======== LISTED ENTRIES ========

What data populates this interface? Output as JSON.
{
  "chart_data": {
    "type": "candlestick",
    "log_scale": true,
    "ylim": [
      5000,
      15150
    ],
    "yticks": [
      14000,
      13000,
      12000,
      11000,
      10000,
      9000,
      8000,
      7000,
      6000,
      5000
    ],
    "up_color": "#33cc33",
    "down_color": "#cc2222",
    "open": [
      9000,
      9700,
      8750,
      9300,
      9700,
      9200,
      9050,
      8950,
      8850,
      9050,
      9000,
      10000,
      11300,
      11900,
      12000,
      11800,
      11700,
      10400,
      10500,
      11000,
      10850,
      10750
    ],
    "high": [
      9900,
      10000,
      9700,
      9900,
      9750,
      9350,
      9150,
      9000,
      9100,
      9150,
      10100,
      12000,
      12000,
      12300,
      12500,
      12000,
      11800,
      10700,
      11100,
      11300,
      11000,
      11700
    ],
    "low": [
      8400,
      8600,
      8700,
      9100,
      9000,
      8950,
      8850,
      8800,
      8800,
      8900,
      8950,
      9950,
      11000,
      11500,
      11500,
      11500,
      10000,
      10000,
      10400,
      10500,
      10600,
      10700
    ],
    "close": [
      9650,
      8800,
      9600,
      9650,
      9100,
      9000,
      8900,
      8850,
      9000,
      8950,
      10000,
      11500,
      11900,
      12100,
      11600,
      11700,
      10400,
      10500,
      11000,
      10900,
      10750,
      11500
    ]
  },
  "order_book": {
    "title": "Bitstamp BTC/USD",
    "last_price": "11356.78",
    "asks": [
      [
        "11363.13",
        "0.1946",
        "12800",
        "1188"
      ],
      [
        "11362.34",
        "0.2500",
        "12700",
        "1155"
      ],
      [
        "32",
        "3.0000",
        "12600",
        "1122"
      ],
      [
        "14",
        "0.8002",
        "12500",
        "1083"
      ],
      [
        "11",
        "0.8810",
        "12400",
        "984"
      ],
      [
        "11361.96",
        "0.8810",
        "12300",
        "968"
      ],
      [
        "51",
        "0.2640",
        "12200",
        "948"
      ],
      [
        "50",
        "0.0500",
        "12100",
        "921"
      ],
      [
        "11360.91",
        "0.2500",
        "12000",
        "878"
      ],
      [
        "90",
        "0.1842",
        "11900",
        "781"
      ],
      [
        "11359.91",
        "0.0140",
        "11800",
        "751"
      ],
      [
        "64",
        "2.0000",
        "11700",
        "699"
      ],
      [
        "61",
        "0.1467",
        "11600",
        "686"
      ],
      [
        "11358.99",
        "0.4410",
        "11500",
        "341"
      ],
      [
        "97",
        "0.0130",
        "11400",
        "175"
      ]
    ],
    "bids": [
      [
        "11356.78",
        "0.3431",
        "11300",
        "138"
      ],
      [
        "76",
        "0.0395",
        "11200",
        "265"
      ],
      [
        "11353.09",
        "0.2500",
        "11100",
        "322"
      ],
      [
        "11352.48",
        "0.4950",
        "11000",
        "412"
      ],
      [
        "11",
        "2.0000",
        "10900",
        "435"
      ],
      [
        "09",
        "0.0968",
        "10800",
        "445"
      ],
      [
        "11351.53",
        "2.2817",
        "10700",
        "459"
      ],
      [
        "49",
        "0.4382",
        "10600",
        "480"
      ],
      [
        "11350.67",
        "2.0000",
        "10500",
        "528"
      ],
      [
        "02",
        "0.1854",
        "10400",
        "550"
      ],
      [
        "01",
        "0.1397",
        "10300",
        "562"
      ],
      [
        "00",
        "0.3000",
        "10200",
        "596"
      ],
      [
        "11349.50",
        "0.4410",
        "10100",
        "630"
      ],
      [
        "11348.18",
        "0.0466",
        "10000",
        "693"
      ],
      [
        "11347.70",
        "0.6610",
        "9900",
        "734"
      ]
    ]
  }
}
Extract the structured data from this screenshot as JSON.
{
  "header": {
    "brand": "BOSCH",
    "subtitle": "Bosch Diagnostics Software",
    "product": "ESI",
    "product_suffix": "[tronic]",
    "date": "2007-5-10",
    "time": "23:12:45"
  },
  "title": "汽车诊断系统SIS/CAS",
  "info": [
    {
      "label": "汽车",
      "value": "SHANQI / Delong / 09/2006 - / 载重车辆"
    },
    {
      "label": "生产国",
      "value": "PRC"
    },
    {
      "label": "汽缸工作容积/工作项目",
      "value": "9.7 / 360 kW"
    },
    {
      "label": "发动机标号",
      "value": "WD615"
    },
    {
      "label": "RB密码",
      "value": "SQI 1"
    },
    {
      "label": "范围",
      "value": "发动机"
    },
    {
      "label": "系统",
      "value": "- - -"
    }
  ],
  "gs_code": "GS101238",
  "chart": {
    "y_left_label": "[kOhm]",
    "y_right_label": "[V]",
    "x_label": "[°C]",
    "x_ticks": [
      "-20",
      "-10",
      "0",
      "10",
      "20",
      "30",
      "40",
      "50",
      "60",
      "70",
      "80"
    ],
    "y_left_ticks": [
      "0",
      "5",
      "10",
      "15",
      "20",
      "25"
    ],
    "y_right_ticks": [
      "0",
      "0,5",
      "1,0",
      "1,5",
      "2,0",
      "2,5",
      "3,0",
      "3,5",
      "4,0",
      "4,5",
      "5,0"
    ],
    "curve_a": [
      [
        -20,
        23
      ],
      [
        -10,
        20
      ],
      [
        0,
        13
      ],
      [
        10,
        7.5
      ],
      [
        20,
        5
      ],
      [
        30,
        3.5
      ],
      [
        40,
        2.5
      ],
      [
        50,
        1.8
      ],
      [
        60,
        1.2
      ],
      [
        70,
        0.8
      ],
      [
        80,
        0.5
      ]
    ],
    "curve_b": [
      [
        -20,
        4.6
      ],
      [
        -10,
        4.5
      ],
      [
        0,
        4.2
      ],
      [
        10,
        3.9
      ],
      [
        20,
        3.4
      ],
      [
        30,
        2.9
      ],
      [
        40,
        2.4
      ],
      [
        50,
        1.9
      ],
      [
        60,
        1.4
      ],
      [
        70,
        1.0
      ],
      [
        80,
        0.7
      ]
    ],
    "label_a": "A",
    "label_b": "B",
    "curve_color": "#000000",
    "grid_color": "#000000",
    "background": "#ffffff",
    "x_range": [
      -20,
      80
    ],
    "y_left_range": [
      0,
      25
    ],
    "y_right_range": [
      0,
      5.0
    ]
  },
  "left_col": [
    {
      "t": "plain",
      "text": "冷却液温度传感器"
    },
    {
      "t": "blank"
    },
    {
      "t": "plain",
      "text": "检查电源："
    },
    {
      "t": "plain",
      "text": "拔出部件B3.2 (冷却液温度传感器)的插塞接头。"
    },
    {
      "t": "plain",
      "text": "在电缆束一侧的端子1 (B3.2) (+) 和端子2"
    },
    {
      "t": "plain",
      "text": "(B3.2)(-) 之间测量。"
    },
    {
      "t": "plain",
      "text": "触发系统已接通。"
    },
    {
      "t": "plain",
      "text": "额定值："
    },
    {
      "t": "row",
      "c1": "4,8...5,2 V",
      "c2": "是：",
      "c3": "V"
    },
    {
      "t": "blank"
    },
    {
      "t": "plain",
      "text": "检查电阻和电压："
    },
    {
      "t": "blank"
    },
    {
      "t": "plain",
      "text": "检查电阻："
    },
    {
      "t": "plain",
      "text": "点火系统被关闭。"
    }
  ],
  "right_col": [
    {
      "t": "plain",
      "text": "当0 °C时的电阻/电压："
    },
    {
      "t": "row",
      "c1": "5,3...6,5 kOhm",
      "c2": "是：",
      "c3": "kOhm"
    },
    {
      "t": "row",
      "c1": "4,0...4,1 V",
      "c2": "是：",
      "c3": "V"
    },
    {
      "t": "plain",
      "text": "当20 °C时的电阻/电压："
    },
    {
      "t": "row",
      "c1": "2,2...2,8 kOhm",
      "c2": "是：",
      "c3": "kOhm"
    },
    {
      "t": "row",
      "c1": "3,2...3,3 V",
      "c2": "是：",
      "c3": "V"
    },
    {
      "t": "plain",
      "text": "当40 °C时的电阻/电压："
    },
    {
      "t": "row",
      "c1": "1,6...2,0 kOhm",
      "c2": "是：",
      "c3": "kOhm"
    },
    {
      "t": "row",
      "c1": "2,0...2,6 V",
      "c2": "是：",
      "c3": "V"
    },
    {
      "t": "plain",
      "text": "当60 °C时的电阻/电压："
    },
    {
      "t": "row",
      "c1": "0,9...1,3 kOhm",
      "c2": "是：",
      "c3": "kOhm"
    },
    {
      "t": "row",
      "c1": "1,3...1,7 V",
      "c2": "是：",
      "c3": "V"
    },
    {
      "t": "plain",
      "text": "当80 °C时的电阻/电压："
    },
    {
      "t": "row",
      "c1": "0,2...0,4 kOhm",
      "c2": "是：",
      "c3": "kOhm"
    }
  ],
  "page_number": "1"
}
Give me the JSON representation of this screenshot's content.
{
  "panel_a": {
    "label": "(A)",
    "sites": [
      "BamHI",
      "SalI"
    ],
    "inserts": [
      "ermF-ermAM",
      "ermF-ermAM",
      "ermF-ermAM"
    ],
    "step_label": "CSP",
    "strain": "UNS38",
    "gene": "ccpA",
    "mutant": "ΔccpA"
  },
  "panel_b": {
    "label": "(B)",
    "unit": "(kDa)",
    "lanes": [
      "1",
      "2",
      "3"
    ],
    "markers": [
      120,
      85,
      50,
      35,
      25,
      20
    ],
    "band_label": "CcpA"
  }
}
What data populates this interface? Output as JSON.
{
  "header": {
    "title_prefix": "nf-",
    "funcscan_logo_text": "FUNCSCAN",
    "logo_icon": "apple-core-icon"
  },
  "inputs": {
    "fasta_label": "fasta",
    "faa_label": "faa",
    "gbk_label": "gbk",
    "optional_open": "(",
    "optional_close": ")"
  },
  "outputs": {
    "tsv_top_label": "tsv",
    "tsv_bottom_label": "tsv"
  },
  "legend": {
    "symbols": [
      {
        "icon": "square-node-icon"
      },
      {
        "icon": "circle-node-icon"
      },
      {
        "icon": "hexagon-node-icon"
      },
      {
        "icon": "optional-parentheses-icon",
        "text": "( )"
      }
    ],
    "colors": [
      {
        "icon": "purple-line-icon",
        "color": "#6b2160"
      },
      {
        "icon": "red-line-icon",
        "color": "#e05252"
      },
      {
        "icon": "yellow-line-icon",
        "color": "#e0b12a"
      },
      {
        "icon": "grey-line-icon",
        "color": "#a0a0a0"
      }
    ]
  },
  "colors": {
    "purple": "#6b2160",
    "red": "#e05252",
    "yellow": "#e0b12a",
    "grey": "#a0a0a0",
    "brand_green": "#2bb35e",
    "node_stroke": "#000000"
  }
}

========

GIVEN PROBLEM =
Give back exactly the lines that run from the line with "Give me the" through the close of the material, counting both ends, and nothing more.

RESPONSE TO THE TASK =
Give me the JSON representation of this screenshot's content.
{
  "panel_a": {
    "label": "(A)",
    "sites": [
      "BamHI",
      "SalI"
    ],
    "inserts": [
      "ermF-ermAM",
      "ermF-ermAM",
      "ermF-ermAM"
    ],
    "step_label": "CSP",
    "strain": "UNS38",
    "gene": "ccpA",
    "mutant": "ΔccpA"
  },
  "panel_b": {
    "label": "(B)",
    "unit": "(kDa)",
    "lanes": [
      "1",
      "2",
      "3"
    ],
    "markers": [
      120,
      85,
      50,
      35,
      25,
      20
    ],
    "band_label": "CcpA"
  }
}
What data populates this interface? Output as JSON.
{
  "header": {
    "title_prefix": "nf-",
    "funcscan_logo_text": "FUNCSCAN",
    "logo_icon": "apple-core-icon"
  },
  "inputs": {
    "fasta_label": "fasta",
    "faa_label": "faa",
    "gbk_label": "gbk",
    "optional_open": "(",
    "optional_close": ")"
  },
  "outputs": {
    "tsv_top_label": "tsv",
    "tsv_bottom_label": "tsv"
  },
  "legend": {
    "symbols": [
      {
        "icon": "square-node-icon"
      },
      {
        "icon": "circle-node-icon"
      },
      {
        "icon": "hexagon-node-icon"
      },
      {
        "icon": "optional-parentheses-icon",
        "text": "( )"
      }
    ],
    "colors": [
      {
        "icon": "purple-line-icon",
        "color": "#6b2160"
      },
      {
        "icon": "red-line-icon",
        "color": "#e05252"
      },
      {
        "icon": "yellow-line-icon",
        "color": "#e0b12a"
      },
      {
        "icon": "grey-line-icon",
        "color": "#a0a0a0"
      }
    ]
  },
  "colors": {
    "purple": "#6b2160",
    "red": "#e05252",
    "yellow": "#e0b12a",
    "grey": "#a0a0a0",
    "brand_green": "#2bb35e",
    "node_stroke": "#000000"
  }
}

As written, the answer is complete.